• [To be done]
Identify the lines holding "WALBERTON" and copy them.
-- START --
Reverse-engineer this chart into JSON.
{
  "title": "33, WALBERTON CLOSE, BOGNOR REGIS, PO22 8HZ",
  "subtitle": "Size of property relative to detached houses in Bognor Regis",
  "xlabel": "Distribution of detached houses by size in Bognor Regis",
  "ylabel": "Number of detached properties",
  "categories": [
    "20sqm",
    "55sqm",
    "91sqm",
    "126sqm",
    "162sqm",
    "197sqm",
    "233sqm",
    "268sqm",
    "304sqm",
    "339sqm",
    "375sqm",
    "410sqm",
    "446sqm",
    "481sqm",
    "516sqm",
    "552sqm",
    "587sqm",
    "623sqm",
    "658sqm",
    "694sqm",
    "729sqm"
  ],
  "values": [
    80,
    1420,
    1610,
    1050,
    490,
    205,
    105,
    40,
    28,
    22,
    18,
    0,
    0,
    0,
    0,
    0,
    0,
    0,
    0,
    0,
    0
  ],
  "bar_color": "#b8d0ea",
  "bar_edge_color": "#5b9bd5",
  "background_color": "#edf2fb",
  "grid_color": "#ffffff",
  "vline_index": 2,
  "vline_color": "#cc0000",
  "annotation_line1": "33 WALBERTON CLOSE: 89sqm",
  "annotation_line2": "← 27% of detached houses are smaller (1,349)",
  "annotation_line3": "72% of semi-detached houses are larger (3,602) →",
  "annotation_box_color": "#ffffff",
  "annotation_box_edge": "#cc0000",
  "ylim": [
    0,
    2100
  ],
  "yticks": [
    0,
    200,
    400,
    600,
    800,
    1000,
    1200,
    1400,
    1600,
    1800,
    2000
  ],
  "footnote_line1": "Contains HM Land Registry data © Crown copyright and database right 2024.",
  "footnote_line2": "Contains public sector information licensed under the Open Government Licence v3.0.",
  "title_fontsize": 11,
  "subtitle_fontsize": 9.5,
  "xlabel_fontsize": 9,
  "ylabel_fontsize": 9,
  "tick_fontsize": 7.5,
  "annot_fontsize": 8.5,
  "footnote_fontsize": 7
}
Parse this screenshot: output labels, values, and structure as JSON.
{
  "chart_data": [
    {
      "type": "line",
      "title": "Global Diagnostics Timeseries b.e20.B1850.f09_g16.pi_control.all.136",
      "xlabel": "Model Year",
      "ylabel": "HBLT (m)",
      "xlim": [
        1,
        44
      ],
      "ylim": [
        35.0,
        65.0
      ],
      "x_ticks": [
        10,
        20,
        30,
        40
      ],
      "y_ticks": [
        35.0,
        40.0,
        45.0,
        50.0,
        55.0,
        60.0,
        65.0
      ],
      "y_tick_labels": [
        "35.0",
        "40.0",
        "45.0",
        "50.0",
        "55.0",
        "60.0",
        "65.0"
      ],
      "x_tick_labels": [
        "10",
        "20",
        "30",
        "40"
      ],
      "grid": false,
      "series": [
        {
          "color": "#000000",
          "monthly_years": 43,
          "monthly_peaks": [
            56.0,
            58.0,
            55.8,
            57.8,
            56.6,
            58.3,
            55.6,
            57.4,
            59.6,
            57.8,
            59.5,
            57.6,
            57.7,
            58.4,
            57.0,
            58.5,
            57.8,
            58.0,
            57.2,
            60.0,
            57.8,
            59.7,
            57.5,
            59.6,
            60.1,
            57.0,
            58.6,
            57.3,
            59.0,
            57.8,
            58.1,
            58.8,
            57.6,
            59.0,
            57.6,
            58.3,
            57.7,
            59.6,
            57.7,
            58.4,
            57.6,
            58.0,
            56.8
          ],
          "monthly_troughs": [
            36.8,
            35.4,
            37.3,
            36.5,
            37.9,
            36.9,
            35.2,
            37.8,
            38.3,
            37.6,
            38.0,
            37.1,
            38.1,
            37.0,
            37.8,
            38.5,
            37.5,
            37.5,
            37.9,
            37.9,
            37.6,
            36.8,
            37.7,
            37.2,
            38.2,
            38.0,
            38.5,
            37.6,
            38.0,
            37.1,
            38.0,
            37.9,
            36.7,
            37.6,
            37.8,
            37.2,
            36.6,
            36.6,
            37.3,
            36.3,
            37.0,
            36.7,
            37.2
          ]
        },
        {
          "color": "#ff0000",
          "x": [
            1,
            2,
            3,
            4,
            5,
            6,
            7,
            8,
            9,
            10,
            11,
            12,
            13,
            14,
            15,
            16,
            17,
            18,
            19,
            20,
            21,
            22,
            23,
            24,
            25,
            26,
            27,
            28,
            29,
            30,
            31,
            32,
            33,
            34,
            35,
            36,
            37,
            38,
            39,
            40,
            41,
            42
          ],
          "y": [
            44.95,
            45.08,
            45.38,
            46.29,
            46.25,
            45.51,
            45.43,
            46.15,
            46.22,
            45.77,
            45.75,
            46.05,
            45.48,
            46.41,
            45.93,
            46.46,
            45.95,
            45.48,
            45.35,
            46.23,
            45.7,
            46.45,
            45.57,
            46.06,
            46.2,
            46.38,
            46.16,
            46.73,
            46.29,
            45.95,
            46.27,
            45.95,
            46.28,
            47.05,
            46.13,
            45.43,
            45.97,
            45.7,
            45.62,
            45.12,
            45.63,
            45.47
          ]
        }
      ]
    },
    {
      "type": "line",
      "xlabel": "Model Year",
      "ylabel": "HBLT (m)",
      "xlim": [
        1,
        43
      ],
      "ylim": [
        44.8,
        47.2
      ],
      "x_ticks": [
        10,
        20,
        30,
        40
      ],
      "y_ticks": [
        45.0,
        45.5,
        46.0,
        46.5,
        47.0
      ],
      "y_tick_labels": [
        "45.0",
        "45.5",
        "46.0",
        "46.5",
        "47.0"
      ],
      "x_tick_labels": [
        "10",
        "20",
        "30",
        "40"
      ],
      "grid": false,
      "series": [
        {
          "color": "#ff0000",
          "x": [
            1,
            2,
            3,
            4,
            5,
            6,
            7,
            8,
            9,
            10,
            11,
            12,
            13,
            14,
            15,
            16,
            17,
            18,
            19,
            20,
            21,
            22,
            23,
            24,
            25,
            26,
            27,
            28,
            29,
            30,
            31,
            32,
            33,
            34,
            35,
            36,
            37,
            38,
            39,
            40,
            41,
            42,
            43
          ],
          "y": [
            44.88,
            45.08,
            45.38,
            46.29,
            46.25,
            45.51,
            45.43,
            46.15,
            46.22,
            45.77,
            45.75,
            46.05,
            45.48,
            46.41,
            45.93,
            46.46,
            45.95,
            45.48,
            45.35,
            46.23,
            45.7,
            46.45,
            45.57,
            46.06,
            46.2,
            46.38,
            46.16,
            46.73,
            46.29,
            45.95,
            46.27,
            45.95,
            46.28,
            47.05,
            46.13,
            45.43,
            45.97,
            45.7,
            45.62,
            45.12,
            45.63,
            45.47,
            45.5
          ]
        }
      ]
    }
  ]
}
-- END --
-- START --
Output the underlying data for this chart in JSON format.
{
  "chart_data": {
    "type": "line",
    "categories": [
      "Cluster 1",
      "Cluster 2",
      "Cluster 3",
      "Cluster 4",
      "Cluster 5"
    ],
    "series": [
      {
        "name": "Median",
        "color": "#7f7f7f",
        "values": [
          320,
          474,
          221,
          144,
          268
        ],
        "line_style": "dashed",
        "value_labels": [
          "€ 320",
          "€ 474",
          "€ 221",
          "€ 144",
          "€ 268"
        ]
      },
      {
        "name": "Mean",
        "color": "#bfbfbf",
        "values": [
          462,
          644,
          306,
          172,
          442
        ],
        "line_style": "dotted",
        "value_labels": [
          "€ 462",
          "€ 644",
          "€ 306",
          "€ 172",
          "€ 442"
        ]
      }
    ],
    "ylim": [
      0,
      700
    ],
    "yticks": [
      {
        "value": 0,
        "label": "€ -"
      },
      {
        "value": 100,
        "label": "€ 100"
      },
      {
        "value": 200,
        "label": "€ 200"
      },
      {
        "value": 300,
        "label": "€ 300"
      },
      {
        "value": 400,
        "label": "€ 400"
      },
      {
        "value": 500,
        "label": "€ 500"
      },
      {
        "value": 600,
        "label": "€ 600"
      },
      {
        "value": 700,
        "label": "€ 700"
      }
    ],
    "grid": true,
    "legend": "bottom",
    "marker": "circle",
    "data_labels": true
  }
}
-- END --
-- START --
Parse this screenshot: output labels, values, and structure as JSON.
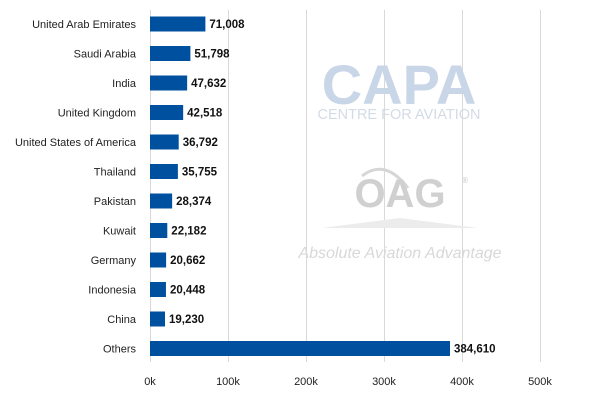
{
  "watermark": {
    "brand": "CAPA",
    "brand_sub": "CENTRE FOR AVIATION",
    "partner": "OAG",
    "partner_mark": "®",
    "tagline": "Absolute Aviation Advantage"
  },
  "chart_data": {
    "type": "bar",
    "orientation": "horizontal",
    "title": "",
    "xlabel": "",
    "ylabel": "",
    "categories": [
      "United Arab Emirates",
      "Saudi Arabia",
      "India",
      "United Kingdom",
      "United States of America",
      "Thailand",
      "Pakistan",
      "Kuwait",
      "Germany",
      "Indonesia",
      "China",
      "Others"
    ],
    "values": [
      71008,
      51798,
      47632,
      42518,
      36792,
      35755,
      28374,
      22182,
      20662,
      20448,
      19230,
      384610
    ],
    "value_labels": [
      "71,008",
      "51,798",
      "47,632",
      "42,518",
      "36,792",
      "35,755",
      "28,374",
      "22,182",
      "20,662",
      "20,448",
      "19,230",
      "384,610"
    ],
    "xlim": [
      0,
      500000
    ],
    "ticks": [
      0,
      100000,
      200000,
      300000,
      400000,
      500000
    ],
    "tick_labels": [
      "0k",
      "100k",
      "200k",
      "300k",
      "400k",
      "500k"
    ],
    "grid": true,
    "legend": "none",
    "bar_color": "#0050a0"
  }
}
-- END --
• [Result for this task]
  "title": "33, WALBERTON CLOSE, BOGNOR REGIS, PO22 8HZ",
  "annotation_line1": "33 WALBERTON CLOSE: 89sqm",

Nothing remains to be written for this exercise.